SET TASK =
In the records below, tally every line containing "nevezzük". Report only the total.

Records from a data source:
::::
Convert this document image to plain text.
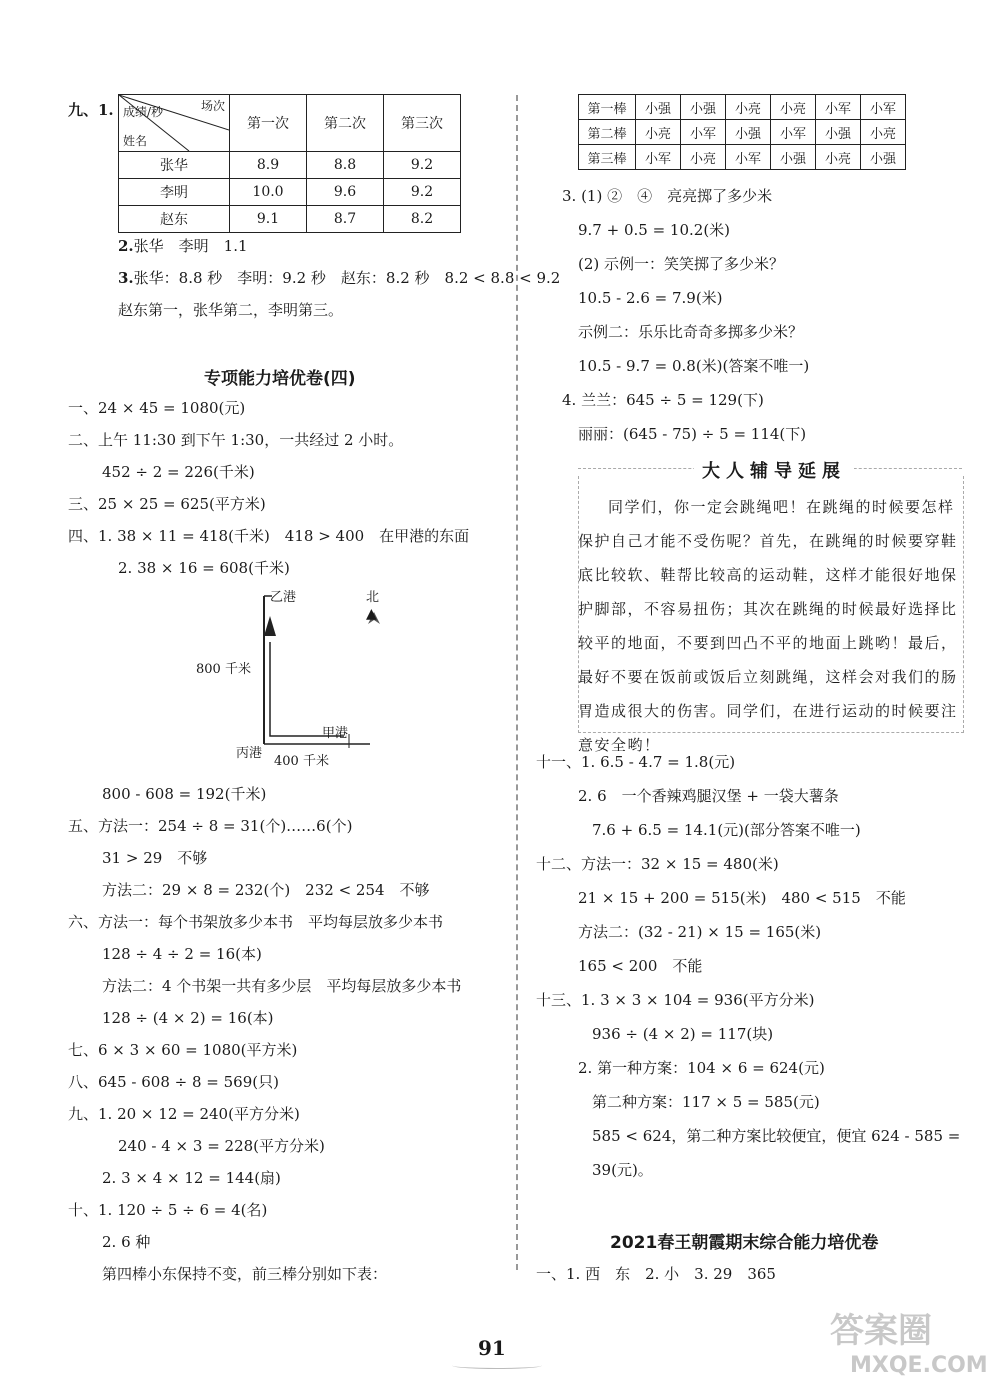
九、1.	场次
成绩/秒
姓名	第一次	第二次	第三次
张华	8.9	8.8	9.2
李明	10.0	9.6	9.2
赵东	9.1	8.7	8.2
2.张华　李明　1.1
3.张华：8.8 秒　李明：9.2 秒　赵东：8.2 秒　8.2 < 8.8 < 9.2
赵东第一，张华第二，李明第三。
专项能力培优卷(四)
一、24 × 45 = 1080(元)
二、上午 11:30 到下午 1:30，一共经过 2 小时。
452 ÷ 2 = 226(千米)
三、25 × 25 = 625(平方米)
四、1. 38 × 11 = 418(千米)　418 > 400　在甲港的东面
2. 38 × 16 = 608(千米)
乙港	北
▲
800 千米
甲港
丙港
400 千米
800 - 608 = 192(千米)
五、方法一：254 ÷ 8 = 31(个)……6(个)
31 > 29　不够
方法二：29 × 8 = 232(个)　232 < 254　不够
六、方法一：每个书架放多少本书　平均每层放多少本书
128 ÷ 4 ÷ 2 = 16(本)
方法二：4 个书架一共有多少层　平均每层放多少本书
128 ÷ (4 × 2) = 16(本)
七、6 × 3 × 60 = 1080(平方米)
八、645 - 608 ÷ 8 = 569(只)
九、1. 20 × 12 = 240(平方分米)
240 - 4 × 3 = 228(平方分米)
2. 3 × 4 × 12 = 144(扇)
十、1. 120 ÷ 5 ÷ 6 = 4(名)
2. 6 种
第四棒小东保持不变，前三棒分别如下表：
第一棒	小强	小强	小亮	小亮	小军	小军
第二棒	小亮	小军	小强	小军	小强	小亮
第三棒	小军	小亮	小军	小强	小亮	小强
3. (1) ②　④　亮亮掷了多少米
9.7 + 0.5 = 10.2(米)
(2) 示例一：笑笑掷了多少米？
10.5 - 2.6 = 7.9(米)
示例二：乐乐比奇奇多掷多少米？
10.5 - 9.7 = 0.8(米)(答案不唯一)
4. 兰兰：645 ÷ 5 = 129(下)
丽丽：(645 - 75) ÷ 5 = 114(下)
大人辅导延展
同学们，你一定会跳绳吧！在跳绳的时候要怎样保护自己才能不受伤呢？首先，在跳绳的时候要穿鞋底比较软、鞋帮比较高的运动鞋，这样才能很好地保护脚部，不容易扭伤；其次在跳绳的时候最好选择比较平的地面，不要到凹凸不平的地面上跳哟！最后，最好不要在饭前或饭后立刻跳绳，这样会对我们的肠胃造成很大的伤害。同学们，在进行运动的时候要注意安全哟！
十一、1. 6.5 - 4.7 = 1.8(元)
2. 6　一个香辣鸡腿汉堡 + 一袋大薯条
7.6 + 6.5 = 14.1(元)(部分答案不唯一)
十二、方法一：32 × 15 = 480(米)
21 × 15 + 200 = 515(米)　480 < 515　不能
方法二：(32 - 21) × 15 = 165(米)
165 < 200　不能
十三、1. 3 × 3 × 104 = 936(平方分米)
936 ÷ (4 × 2) = 117(块)
2. 第一种方案：104 × 6 = 624(元)
第二种方案：117 × 5 = 585(元)
585 < 624，第二种方案比较便宜，便宜 624 - 585 =
39(元)。
2021春王朝霞期末综合能力培优卷
一、1. 西　东　2. 小　3. 29　365
91	答案圈
MXQE.COM
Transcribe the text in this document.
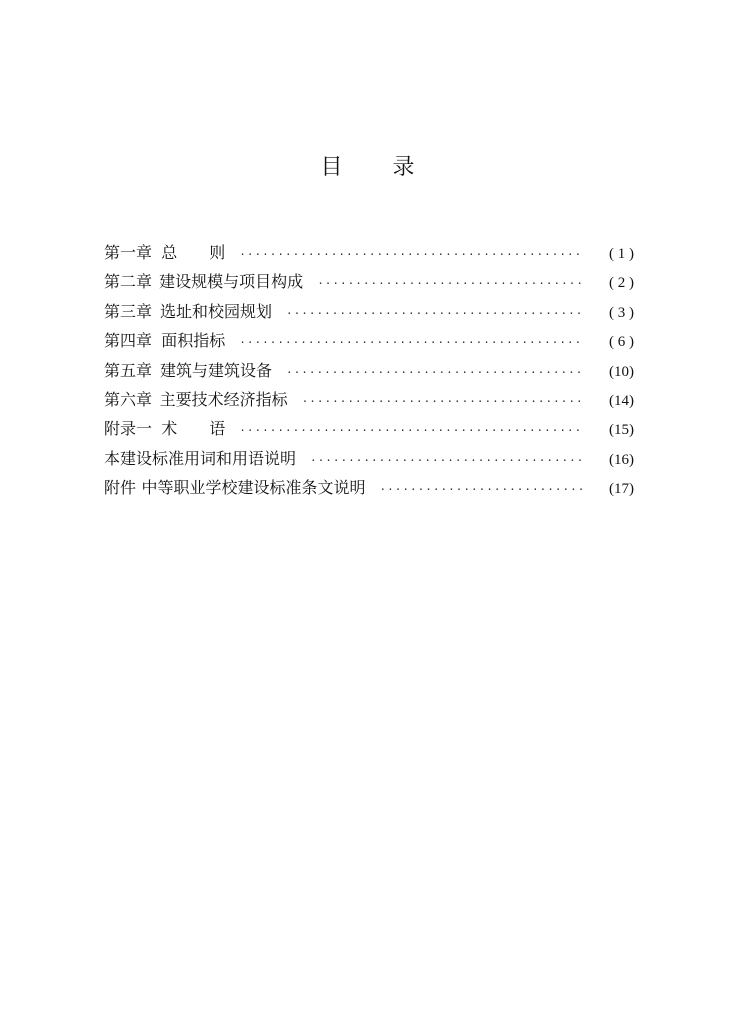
目 录
第一章 总　　则 ·····	( 1 )
第二章 建设规模与项目构成 ·····	( 2 )
第三章 选址和校园规划 ·····	( 3 )
第四章 面积指标 ·····	( 6 )
第五章 建筑与建筑设备 ·····	(10)
第六章 主要技术经济指标 ·····	(14)
附录一 术　　语 ·····	(15)
本建设标准用词和用语说明 ·····	(16)
附件 中等职业学校建设标准条文说明 ·····	(17)
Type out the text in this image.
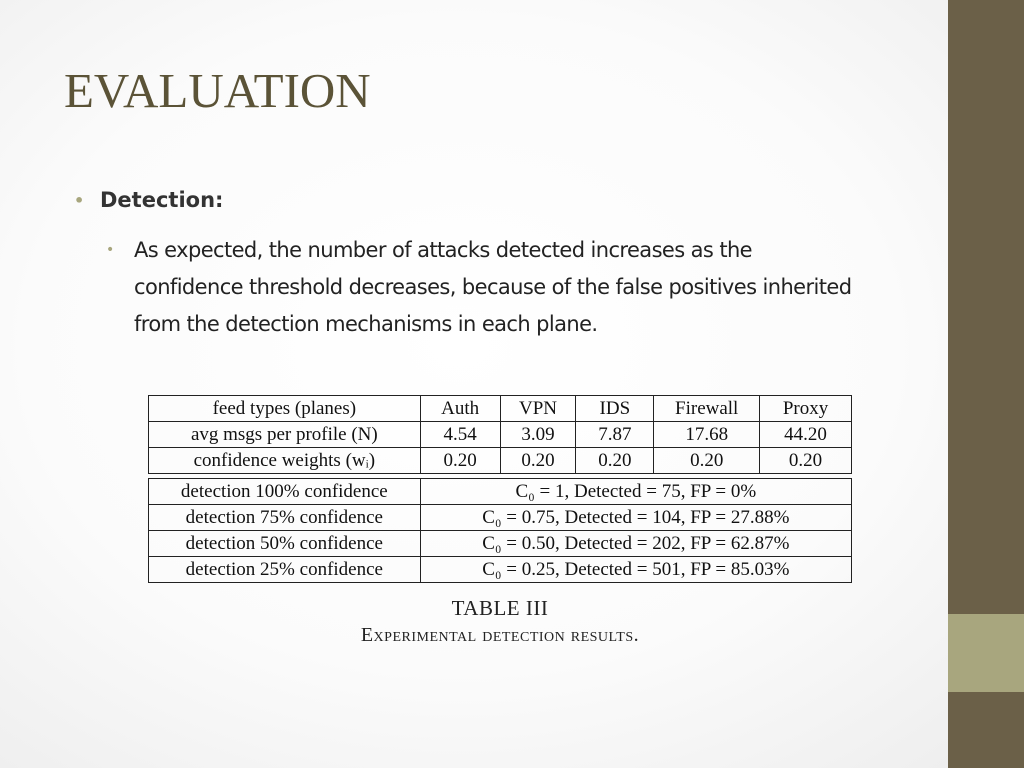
EVALUATION
• Detection:
• As expected, the number of attacks detected increases as the confidence threshold decreases, because of the false positives inherited from the detection mechanisms in each plane.
feed types (planes)	Auth	VPN	IDS	Firewall	Proxy
avg msgs per profile (N)	4.54	3.09	7.87	17.68	44.20
confidence weights (wᵢ)	0.20	0.20	0.20	0.20	0.20
detection 100% confidence	C₀ = 1, Detected = 75, FP = 0%
detection 75% confidence	C₀ = 0.75, Detected = 104, FP = 27.88%
detection 50% confidence	C₀ = 0.50, Detected = 202, FP = 62.87%
detection 25% confidence	C₀ = 0.25, Detected = 501, FP = 85.03%
TABLE III
Experimental detection results.
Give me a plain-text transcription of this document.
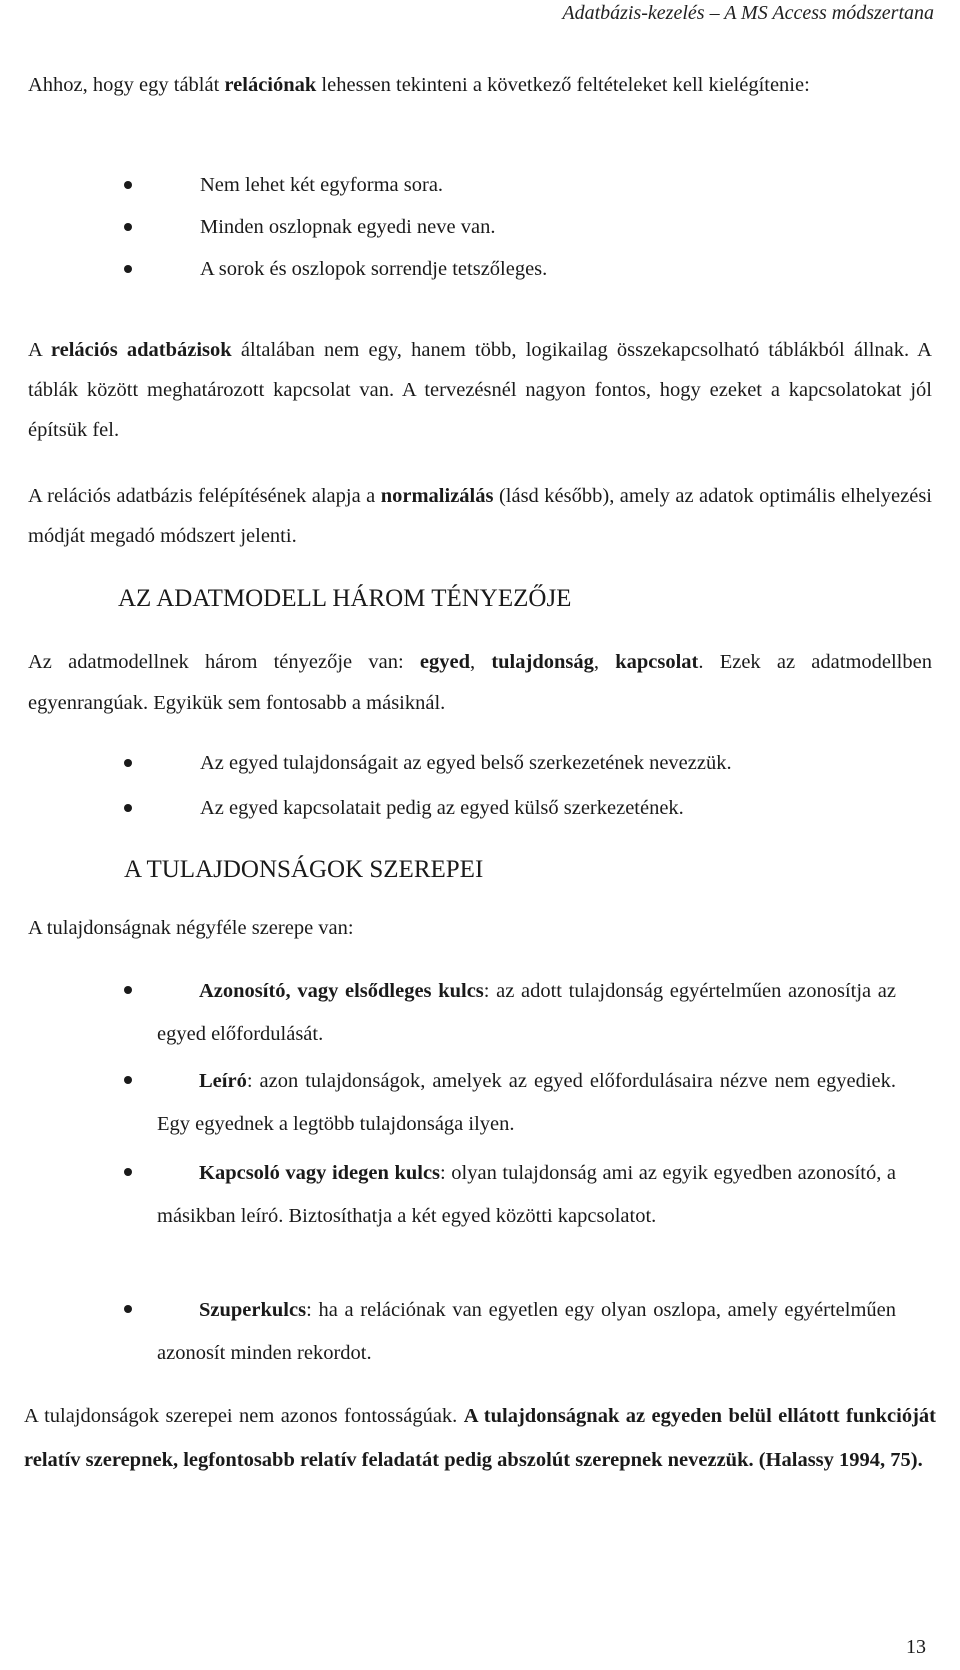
Adatbázis-kezelés – A MS Access módszertana

Ahhoz, hogy egy táblát relációnak lehessen tekinteni a következő feltételeket kell kielégítenie:

Nem lehet két egyforma sora.
Minden oszlopnak egyedi neve van.
A sorok és oszlopok sorrendje tetszőleges.

A relációs adatbázisok általában nem egy, hanem több, logikailag összekapcsolható táblákból állnak. A táblák között meghatározott kapcsolat van. A tervezésnél nagyon fontos, hogy ezeket a kapcsolatokat jól építsük fel.

A relációs adatbázis felépítésének alapja a normalizálás (lásd később), amely az adatok optimális elhelyezési módját megadó módszert jelenti.

AZ ADATMODELL HÁROM TÉNYEZŐJE

Az adatmodellnek három tényezője van: egyed, tulajdonság, kapcsolat. Ezek az adatmodellben egyenrangúak. Egyikük sem fontosabb a másiknál.

Az egyed tulajdonságait az egyed belső szerkezetének nevezzük.
Az egyed kapcsolatait pedig az egyed külső szerkezetének.
A TULAJDONSÁGOK SZEREPEI

A tulajdonságnak négyféle szerepe van:

Azonosító, vagy elsődleges kulcs: az adott tulajdonság egyértelműen azonosítja az egyed előfordulását.

Leíró: azon tulajdonságok, amelyek az egyed előfordulásaira nézve nem egyediek. Egy egyednek a legtöbb tulajdonsága ilyen.

Kapcsoló vagy idegen kulcs: olyan tulajdonság ami az egyik egyedben azonosító, a másikban leíró. Biztosíthatja a két egyed közötti kapcsolatot.

Szuperkulcs: ha a relációnak van egyetlen egy olyan oszlopa, amely egyértelműen azonosít minden rekordot.

A tulajdonságok szerepei nem azonos fontosságúak. A tulajdonságnak az egyeden belül ellátott funkcióját relatív szerepnek, legfontosabb relatív feladatát pedig abszolút szerepnek nevezzük. (Halassy 1994, 75).

13
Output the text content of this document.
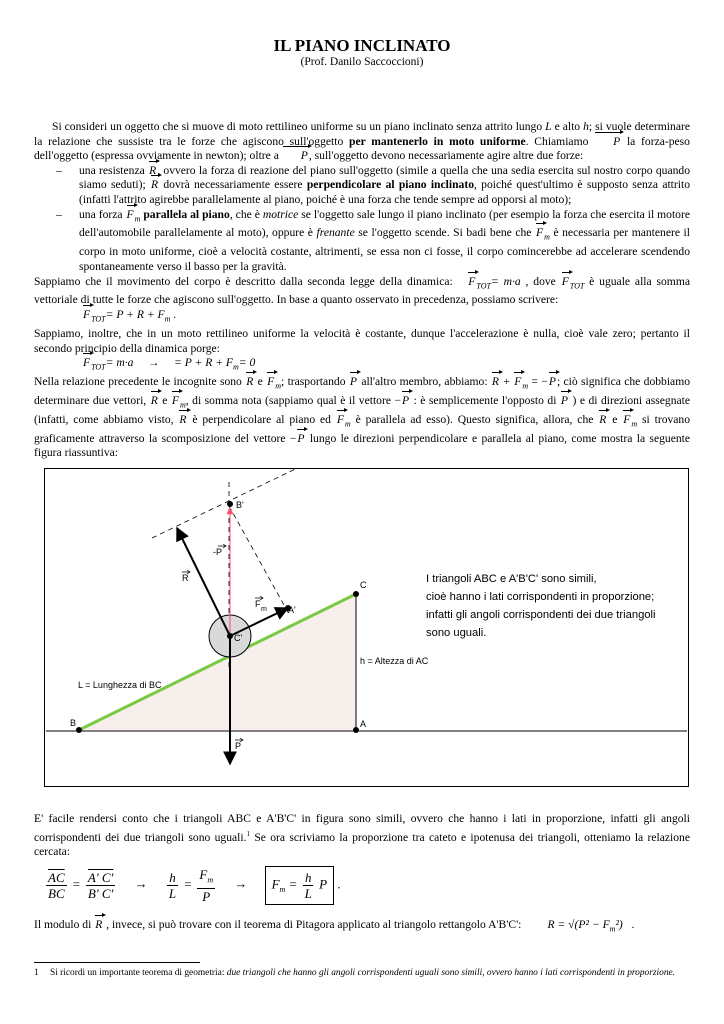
IL PIANO INCLINATO
(Prof. Danilo Saccoccioni)

Si consideri un oggetto che si muove di moto rettilineo uniforme su un piano inclinato senza attrito lungo L e alto h; si vuole determinare la relazione che sussiste tra le forze che agiscono sull'oggetto per mantenerlo in moto uniforme. Chiamiamo P la forza-peso dell'oggetto (espressa ovviamente in newton); oltre a P, sull'oggetto devono necessariamente agire altre due forze:

– una resistenza R, ovvero la forza di reazione del piano sull'oggetto (simile a quella che una sedia esercita sul nostro corpo quando siamo seduti); R dovrà necessariamente essere perpendicolare al piano inclinato, poiché quest'ultimo è supposto senza attrito (infatti l'attrito agirebbe parallelamente al piano, poiché è una forza che tende sempre ad opporsi al moto);

– una forza $F_m$ parallela al piano, che è motrice se l'oggetto sale lungo il piano inclinato (per esempio la forza che esercita il motore dell'automobile parallelamente al moto), oppure è frenante se l'oggetto scende. Si badi bene che $F_m$ è necessaria per mantenere il corpo in moto uniforme, cioè a velocità costante, altrimenti, se essa non ci fosse, il corpo comincerebbe ad accelerare scendendo spontaneamente verso il basso per la gravità.

Sappiamo che il movimento del corpo è descritto dalla seconda legge della dinamica: $F_{TOT}= m\cdot a$ , dove $F_{TOT}$ è uguale alla somma vettoriale di tutte le forze che agiscono sull'oggetto. In base a quanto osservato in precedenza, possiamo scrivere:

$F_{TOT}= P + R + F_m$ .

Sappiamo, inoltre, che in un moto rettilineo uniforme la velocità è costante, dunque l'accelerazione è nulla, cioè vale zero; pertanto il secondo principio della dinamica porge:

$F_{TOT}= m\cdot a$ → = $P + R + F_m= 0$

Nella relazione precedente le incognite sono R e $F_m$; trasportando P all'altro membro, abbiamo: $R + F_m = -P$; ciò significa che dobbiamo determinare due vettori, R e $F_m$, di somma nota (sappiamo qual è il vettore −P : è semplicemente l'opposto di P ) e di direzioni assegnate (infatti, come abbiamo visto, R è perpendicolare al piano ed $F_m$ è parallela ad esso). Questo significa, allora, che R e $F_m$ si trovano graficamente attraverso la scomposizione del vettore −P lungo le direzioni perpendicolare e parallela al piano, come mostra la seguente figura riassuntiva:

B	A
C
B'
A'
C'
-P
R
F
m
P
h = Altezza di AC
L = Lunghezza di BC
I triangoli ABC e A'B'C' sono simili,
cioè hanno i lati corrispondenti in proporzione;
infatti gli angoli corrispondenti dei due triangoli
sono uguali.
E' facile rendersi conto che i triangoli ABC e A'B'C' in figura sono simili, ovvero che hanno i lati in proporzione, infatti gli angoli corrispondenti dei due triangoli sono uguali.$^1$ Se ora scriviamo la proporzione tra cateto e ipotenusa dei triangoli, otteniamo la relazione cercata:
$\frac{\overline{AC}}{BC} = \frac{A' C'}{B' C'} \to \frac{h}{L} = \frac{F_m}{P} \to F_m = \frac{h}{L}$ P .
Il modulo di R , invece, si può trovare con il teorema di Pitagora applicato al triangolo rettangolo A'B'C': $R = √(P^2 - F_m^2)$ .
1	Si ricordi un importante teorema di geometria: due triangoli che hanno gli angoli corrispondenti uguali sono simili, ovvero hanno i lati corrispondenti in proporzione.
::::
RESULT OF THIS EXERCISE =
2